**Extracted information**
━━━━━━━━━━━━━━━━━━━━
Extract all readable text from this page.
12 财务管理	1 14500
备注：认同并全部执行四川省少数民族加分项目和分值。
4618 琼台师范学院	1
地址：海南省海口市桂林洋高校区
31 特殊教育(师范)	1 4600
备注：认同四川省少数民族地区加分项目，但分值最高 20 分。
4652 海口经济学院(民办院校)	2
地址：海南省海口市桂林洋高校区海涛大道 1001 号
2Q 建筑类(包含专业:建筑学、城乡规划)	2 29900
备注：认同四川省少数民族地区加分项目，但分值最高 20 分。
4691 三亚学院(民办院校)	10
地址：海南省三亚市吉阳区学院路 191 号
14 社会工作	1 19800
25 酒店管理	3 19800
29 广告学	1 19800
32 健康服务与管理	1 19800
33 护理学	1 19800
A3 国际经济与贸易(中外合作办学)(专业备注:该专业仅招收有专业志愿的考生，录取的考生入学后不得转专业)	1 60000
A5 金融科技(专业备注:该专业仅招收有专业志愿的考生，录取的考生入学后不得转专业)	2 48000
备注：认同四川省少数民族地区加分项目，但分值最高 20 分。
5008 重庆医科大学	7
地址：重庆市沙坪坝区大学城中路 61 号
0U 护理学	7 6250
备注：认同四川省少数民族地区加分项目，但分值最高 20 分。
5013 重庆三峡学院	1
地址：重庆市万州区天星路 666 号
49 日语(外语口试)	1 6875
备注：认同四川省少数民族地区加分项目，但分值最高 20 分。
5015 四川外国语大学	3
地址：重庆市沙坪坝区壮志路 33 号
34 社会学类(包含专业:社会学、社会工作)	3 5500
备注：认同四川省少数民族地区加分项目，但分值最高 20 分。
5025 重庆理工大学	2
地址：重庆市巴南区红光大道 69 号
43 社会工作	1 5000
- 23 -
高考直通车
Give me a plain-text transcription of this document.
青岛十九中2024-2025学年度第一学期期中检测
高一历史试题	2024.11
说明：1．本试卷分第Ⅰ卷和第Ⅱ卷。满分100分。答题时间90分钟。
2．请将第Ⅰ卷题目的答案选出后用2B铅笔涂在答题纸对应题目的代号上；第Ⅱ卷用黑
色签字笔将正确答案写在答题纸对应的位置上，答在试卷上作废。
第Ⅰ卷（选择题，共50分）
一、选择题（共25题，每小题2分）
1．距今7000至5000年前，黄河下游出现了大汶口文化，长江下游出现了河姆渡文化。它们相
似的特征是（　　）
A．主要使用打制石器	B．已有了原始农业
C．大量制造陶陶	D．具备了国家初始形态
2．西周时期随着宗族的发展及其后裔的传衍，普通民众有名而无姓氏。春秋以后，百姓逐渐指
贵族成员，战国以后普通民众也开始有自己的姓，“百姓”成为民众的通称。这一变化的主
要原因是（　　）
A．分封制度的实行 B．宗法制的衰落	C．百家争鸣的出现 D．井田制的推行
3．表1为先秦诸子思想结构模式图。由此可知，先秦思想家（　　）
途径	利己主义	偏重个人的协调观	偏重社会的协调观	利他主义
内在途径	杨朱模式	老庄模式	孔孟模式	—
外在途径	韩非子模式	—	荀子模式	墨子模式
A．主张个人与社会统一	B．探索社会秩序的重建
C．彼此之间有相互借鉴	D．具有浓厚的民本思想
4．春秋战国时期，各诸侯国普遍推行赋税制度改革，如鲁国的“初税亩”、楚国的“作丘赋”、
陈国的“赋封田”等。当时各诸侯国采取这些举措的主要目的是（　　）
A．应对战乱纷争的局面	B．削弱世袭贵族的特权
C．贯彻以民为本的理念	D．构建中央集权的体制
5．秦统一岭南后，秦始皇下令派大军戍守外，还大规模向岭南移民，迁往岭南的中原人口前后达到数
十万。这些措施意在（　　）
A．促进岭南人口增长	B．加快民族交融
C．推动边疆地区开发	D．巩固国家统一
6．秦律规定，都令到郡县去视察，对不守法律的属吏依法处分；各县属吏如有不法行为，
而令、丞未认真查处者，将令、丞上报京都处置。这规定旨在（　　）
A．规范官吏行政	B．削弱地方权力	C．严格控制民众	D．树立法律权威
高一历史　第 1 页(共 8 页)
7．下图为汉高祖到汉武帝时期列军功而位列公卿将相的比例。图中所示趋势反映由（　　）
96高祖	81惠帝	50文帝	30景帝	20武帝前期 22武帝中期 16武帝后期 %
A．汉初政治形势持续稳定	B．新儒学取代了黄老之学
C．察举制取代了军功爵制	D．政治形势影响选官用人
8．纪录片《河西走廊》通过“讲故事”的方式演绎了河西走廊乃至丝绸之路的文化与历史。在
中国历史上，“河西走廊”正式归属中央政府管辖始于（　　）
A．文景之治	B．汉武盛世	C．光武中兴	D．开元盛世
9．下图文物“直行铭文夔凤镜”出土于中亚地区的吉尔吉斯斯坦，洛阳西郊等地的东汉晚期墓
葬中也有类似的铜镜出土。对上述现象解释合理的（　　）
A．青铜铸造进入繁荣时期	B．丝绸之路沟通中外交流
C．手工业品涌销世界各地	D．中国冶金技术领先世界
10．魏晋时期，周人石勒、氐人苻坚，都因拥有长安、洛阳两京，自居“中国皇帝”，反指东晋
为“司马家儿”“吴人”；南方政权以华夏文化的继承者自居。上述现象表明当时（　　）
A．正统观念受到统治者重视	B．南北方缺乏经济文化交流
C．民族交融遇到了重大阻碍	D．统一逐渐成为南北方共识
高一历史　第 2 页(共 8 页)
━━━━━━━━━━━━━━━━━━━━
**Task details**
Say how many lines in the records hold "text", with the number as the whole reply.

**Reply**
2